Text for analysis:
*** Begin section ***
Skip to content

HTTPS clone URL

Subversion checkout URL

You can clone with
or
.
Download ZIP

Loading…

RFE: Modify XMLOutputter to allow smart subclasses (Paul Libbrecht) #5

Closed
hunterhacker opened this Issue · 3 comments

2 participants

@hunterhacker
Owner

http://markmail.org/message/4nfda3qfi36lc5w5

Hello,

please find at:
http://www.activemath.org/~paul/tmp/DTDaware
a contribution to JDOM in the form of a patched XMLOutputter to allow

subclasses to stop output of some attributes and namespace

declarations as well as a DTDAwareXMLOutputter subclass which uses

Mark Wutka's DTDparser (I used version 1.23) to decide not to output

attributes or namespace decls if they are implicit in the DTD. This

feature has been a key to maintenance of a clean authorable XML.

I haven't put licenses yet... want me to?
Feel free to apply any license there.
thanks in advance

paul

Here's the XMLOutputter.java diff

--- XMLOutputter.java   2010-10-28 14:05:31.000000000 -0700
+++ /tmp/XMLOutputter.java  2011-07-31 17:50:46.000000000 -0700
@@ -115,7 +115,7 @@
 public class XMLOutputter implements Cloneable {

     private static final String CVS_ID =
-      "@(#) $RCSfile: XMLOutputter.java,v $ $Revision: 1.117 $ $Date: 2009/07/23 05:54:23 $ $Name:  $";
+      "@(#) $RCSfile: XMLOutputter.java,v $ $Revision: 1.117 $ $Date: 2009/07/23 05:54:23 $ $Name: jdom_1_1_1 $";

     // For normal output
     private Format userFormat = Format.getRawFormat();
@@ -1099,9 +1099,10 @@
      * declarations.
*** End section ***
Dataset records:
*** Begin section ***
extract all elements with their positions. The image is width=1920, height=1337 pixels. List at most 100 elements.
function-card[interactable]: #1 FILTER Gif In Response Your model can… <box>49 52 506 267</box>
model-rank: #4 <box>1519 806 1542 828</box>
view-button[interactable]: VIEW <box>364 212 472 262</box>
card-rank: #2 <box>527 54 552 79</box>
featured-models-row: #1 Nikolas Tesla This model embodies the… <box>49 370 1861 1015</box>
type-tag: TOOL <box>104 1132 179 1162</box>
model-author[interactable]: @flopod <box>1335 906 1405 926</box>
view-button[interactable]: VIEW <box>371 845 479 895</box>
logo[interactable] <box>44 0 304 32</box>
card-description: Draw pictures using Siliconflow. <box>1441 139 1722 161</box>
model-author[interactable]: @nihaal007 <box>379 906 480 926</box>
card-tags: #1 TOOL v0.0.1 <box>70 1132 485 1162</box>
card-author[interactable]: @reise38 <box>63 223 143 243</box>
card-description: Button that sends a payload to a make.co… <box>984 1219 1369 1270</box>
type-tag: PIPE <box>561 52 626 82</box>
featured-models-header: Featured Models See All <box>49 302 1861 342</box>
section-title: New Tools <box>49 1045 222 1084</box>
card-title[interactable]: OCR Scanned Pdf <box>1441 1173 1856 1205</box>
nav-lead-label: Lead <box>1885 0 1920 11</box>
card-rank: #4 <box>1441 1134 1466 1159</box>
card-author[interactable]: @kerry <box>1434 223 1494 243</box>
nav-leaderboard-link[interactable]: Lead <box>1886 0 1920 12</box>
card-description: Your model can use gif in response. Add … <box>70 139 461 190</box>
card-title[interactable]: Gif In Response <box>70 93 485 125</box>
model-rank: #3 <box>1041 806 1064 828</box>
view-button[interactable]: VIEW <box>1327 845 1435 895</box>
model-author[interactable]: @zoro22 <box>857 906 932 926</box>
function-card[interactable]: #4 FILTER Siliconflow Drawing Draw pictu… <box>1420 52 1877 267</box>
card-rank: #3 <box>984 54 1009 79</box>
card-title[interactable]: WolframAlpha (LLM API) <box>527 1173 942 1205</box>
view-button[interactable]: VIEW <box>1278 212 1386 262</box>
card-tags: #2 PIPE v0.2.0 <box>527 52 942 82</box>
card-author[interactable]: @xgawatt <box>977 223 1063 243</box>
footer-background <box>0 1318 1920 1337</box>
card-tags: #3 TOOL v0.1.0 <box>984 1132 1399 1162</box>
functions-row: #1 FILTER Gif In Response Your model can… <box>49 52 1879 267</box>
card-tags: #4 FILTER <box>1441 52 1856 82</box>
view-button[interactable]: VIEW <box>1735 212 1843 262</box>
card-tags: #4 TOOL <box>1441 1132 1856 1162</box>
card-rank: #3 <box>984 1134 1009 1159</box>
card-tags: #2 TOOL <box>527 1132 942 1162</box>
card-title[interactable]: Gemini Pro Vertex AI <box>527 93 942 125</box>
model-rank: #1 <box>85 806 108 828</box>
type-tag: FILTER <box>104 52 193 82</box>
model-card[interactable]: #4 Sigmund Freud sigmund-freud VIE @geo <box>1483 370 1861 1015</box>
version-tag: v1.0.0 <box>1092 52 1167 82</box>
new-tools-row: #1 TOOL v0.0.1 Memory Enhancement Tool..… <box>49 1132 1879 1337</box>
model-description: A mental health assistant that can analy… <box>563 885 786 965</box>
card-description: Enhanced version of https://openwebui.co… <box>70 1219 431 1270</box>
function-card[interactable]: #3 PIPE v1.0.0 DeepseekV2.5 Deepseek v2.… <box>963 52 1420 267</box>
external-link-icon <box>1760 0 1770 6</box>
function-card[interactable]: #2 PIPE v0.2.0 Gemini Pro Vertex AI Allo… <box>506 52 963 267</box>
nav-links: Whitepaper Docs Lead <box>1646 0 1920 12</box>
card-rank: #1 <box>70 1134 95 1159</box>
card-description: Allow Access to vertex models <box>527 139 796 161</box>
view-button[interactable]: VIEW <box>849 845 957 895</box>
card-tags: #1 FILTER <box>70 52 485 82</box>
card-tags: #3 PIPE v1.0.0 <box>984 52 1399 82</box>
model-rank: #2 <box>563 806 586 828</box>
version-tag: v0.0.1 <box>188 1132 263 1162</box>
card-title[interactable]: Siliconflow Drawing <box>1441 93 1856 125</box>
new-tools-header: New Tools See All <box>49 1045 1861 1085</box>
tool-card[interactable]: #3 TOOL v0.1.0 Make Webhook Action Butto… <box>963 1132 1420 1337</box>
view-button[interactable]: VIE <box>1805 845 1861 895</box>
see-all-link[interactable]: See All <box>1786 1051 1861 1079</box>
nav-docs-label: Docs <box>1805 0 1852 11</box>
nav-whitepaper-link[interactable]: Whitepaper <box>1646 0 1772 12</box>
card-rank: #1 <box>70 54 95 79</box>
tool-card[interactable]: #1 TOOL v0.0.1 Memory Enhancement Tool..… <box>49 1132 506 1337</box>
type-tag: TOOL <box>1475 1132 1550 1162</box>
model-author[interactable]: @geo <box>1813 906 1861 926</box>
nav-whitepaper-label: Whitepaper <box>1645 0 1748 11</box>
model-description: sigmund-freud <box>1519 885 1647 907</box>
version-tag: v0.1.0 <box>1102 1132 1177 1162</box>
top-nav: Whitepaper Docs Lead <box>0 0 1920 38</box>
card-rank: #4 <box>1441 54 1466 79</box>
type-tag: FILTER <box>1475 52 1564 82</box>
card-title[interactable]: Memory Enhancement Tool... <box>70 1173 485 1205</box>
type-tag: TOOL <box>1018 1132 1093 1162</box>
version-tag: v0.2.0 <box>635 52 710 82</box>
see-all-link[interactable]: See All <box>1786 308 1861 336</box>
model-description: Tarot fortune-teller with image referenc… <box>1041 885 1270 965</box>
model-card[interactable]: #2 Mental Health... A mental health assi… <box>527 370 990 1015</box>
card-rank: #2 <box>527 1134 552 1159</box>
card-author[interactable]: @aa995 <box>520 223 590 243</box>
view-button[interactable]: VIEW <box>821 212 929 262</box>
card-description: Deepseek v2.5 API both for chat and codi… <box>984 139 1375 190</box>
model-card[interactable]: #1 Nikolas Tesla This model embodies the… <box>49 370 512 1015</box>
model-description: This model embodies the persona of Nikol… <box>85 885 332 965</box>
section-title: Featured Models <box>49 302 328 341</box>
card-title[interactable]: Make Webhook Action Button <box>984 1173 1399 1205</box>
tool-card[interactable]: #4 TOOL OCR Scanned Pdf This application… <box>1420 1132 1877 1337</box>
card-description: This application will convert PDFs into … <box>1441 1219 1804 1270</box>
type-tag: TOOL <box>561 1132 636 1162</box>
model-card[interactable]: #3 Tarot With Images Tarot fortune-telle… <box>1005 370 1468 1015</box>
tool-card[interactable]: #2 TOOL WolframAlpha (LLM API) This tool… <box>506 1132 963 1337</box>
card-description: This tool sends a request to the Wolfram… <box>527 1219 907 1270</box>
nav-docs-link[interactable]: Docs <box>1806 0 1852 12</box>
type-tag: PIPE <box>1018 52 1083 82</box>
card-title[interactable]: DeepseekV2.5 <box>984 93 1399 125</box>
*** End section ***
What this task involves: In the JDOM issue thread, copy the passage that begins at the words containing "subclasses to stop" and ends after "want me to?".

The answer:
subclasses to stop output of some attributes and namespace

declarations as well as a DTDAwareXMLOutputter subclass which uses

Mark Wutka's DTDparser (I used version 1.23) to decide not to output

attributes or namespace decls if they are implicit in the DTD. This

feature has been a key to maintenance of a clean authorable XML.

I haven't put licenses yet... want me to?